代理出産(代理母出産)の問題点、反対派の意見は?
大きな問題を内包する代理出産(代理母出産)
日本ではまだまだ浸透していない「代理出産(代理母出産) 」ですが、世界ではかなり認知されています。
特に欧米ではかなり浸透しており、実際に代理出産(代理母出産)を行うカップルも増加傾向にあります。
がしかし、この代理出産には多くの問題点と、反対派による批判が数多く寄せられているのです。
特に日本では反対派の意見が強く、日本産科婦人科学会が制度として認めていないのです。
今回はそんな代理出産(代理母出産)の問題点、反対派の意見についてまとめていこうと思います。
妊娠・出産は死が隣り合わせの危険のもの。それを代理してもらう倫理的反論
これがもっとも大きな問題かもしれません。
そもそも妊娠・出産というものは女性の生死を左右するかもしれない事なのです。

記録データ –
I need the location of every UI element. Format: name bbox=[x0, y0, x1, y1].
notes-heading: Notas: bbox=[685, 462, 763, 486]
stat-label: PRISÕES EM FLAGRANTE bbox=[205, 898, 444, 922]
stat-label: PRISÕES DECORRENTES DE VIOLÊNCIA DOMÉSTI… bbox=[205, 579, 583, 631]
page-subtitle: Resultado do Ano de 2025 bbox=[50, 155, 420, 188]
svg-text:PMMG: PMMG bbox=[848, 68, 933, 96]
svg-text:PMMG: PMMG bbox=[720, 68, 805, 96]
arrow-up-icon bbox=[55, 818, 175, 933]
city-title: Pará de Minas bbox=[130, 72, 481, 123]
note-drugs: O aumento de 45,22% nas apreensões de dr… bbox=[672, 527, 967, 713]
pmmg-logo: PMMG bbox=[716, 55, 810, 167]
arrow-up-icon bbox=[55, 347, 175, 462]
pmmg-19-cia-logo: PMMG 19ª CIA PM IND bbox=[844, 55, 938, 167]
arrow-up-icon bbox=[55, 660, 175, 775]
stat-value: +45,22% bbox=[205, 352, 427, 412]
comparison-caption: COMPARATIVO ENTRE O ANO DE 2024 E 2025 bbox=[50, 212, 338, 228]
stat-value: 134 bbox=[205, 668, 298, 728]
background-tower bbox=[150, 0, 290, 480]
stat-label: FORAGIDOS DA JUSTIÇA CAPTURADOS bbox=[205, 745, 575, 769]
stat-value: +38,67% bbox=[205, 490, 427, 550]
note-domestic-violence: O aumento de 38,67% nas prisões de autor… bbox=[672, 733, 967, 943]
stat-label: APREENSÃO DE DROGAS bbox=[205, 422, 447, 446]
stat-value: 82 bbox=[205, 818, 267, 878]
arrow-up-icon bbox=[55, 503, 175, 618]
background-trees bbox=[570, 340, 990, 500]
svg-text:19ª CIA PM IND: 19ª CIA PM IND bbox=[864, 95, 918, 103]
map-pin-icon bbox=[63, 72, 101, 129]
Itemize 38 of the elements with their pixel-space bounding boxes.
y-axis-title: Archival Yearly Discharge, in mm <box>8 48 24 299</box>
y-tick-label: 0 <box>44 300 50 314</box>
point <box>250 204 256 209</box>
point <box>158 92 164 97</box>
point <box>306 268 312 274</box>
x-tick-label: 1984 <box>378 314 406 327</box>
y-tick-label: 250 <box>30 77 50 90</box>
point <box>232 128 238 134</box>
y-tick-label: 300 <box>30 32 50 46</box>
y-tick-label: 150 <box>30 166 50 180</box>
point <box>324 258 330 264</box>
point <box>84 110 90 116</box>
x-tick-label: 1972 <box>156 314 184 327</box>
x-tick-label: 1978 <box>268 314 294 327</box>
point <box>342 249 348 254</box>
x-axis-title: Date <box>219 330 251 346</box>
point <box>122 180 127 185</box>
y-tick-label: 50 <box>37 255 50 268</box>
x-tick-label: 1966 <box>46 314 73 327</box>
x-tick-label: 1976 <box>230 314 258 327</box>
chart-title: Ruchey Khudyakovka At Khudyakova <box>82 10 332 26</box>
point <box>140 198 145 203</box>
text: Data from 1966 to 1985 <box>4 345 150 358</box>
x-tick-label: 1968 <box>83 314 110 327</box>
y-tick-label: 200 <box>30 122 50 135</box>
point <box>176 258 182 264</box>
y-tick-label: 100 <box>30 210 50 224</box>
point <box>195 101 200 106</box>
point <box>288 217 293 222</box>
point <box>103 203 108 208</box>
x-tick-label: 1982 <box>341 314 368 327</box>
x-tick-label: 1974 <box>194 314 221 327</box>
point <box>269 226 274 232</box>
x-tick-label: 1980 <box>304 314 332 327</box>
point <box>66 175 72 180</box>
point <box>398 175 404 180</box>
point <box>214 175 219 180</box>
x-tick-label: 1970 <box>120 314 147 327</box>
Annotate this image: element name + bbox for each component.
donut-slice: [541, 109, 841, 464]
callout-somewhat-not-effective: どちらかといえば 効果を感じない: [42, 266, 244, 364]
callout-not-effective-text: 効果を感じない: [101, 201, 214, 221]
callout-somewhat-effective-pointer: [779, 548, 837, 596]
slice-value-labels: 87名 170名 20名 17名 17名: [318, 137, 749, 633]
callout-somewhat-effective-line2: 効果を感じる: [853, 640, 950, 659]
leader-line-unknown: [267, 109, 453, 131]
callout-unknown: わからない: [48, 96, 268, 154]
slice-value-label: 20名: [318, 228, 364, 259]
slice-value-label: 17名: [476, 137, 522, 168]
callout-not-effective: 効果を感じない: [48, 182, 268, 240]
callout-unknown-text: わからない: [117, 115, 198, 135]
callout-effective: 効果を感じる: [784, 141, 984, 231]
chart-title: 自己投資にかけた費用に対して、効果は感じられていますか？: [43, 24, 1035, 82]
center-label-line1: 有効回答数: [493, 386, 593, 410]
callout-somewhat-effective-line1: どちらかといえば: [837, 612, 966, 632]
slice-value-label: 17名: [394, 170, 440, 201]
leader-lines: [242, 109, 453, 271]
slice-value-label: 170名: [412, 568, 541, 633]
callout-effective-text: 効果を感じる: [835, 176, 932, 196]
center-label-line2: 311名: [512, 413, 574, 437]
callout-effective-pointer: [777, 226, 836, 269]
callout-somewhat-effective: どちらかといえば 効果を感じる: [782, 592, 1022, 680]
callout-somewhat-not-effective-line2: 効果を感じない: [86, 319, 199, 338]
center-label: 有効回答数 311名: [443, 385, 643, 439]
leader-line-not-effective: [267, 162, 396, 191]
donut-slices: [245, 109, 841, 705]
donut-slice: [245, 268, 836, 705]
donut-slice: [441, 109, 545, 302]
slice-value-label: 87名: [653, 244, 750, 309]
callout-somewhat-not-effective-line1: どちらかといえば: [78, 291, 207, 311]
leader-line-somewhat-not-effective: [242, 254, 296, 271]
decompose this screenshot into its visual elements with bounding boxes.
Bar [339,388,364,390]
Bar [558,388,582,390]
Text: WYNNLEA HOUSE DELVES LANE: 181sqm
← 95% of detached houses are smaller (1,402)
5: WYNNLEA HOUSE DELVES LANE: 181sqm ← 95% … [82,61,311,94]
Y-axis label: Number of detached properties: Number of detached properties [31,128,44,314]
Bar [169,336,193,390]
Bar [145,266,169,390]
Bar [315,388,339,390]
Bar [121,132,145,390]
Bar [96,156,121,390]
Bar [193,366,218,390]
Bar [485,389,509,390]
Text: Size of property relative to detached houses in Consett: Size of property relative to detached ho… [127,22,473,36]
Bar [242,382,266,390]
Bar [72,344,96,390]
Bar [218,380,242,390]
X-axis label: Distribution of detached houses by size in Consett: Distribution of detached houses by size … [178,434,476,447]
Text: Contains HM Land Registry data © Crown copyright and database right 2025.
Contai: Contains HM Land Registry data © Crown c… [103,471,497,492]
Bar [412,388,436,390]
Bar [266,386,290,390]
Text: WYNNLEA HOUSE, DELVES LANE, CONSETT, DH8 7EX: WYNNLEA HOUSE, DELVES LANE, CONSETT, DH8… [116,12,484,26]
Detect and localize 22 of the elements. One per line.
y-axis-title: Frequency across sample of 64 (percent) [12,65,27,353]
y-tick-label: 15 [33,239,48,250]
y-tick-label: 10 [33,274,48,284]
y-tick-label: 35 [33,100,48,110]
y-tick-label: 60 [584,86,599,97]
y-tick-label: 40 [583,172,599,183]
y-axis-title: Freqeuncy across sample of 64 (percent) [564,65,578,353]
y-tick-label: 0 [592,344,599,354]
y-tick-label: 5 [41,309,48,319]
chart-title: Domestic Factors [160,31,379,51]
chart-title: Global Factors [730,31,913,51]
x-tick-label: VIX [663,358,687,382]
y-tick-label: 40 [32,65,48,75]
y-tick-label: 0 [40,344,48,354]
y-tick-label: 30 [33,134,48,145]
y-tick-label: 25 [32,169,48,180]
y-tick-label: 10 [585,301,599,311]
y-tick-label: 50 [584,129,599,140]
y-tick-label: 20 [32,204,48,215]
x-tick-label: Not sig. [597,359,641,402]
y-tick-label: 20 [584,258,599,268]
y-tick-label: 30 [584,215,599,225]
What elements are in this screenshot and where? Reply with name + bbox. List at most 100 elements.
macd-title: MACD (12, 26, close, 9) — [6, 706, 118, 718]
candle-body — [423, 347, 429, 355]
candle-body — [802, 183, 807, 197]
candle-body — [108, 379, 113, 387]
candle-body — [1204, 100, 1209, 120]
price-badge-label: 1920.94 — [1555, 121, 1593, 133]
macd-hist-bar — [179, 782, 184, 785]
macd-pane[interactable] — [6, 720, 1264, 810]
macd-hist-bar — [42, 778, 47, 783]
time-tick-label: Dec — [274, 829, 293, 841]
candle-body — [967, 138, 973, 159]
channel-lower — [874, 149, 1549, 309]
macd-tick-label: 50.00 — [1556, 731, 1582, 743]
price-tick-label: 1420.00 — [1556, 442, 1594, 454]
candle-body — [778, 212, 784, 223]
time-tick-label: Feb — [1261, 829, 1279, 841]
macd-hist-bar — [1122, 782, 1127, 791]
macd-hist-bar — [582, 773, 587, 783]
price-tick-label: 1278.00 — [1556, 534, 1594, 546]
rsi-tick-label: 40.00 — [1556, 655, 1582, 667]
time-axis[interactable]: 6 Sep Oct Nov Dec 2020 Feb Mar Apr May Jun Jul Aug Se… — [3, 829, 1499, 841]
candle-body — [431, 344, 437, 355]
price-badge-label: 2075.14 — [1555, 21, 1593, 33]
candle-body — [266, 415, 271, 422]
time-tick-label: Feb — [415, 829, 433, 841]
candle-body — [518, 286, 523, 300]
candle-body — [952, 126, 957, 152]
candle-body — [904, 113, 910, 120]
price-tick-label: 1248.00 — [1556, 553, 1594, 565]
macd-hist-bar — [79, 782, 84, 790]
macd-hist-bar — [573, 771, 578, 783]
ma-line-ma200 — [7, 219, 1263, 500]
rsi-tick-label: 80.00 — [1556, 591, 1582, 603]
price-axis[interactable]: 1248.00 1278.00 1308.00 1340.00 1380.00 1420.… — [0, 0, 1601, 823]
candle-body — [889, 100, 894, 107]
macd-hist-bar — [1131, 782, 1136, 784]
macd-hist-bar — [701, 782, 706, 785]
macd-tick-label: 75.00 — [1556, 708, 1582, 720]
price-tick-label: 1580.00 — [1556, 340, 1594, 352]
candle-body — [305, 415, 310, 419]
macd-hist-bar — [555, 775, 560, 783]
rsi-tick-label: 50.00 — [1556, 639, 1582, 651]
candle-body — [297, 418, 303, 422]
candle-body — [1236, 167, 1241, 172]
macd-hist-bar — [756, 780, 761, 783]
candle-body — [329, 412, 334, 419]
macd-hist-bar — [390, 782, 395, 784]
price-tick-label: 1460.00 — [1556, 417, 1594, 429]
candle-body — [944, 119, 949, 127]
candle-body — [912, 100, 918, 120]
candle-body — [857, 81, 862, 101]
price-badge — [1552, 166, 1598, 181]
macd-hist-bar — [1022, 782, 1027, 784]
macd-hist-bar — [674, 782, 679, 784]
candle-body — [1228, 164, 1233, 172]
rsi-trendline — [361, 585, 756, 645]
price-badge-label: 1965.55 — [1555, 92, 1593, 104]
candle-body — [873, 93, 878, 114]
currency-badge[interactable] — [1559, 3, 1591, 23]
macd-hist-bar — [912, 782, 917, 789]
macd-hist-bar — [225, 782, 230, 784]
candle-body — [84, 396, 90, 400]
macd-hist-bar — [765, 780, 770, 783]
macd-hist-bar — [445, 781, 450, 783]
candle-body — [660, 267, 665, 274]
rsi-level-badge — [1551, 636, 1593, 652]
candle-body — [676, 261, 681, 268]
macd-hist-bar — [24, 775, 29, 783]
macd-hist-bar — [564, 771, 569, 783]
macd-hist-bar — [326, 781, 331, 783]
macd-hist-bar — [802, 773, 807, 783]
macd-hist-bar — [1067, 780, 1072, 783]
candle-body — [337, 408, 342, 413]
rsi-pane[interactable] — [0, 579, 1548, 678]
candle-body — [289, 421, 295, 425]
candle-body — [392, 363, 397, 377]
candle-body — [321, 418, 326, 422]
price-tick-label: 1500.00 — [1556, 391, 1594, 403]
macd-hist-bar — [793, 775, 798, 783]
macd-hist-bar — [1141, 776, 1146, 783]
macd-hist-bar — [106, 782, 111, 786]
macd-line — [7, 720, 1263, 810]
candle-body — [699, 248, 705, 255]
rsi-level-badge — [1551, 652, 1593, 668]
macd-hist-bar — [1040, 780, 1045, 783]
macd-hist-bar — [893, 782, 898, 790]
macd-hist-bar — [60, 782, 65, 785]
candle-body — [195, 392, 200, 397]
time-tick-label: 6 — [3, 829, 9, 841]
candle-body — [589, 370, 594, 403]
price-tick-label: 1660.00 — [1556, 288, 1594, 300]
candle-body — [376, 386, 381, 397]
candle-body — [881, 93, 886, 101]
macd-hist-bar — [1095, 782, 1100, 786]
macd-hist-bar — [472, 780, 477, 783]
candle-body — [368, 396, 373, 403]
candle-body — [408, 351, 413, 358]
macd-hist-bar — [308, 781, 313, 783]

作業指示 –
[a] 代理出産に関する文章によると、日本で代理出産を制度として認めていないのはどこか。
[b] 代理出産に関する文章のうち、「がしかし、この代理出産には多」で始まり「そもそも妊娠・出産というものは女性の生死を左右するかもしれない事なのです。」まで続く部分を一字も変えずに出力すること。

解答一覧 –
[a] 日本産科婦人科学会

[b]
がしかし、この代理出産には多くの問題点と、反対派による批判が数多く寄せられているのです。
特に日本では反対派の意見が強く、日本産科婦人科学会が制度として認めていないのです。
今回はそんな代理出産(代理母出産)の問題点、反対派の意見についてまとめていこうと思います。
妊娠・出産は死が隣り合わせの危険のもの。それを代理してもらう倫理的反論
これがもっとも大きな問題かもしれません。
そもそも妊娠・出産というものは女性の生死を左右するかもしれない事なのです。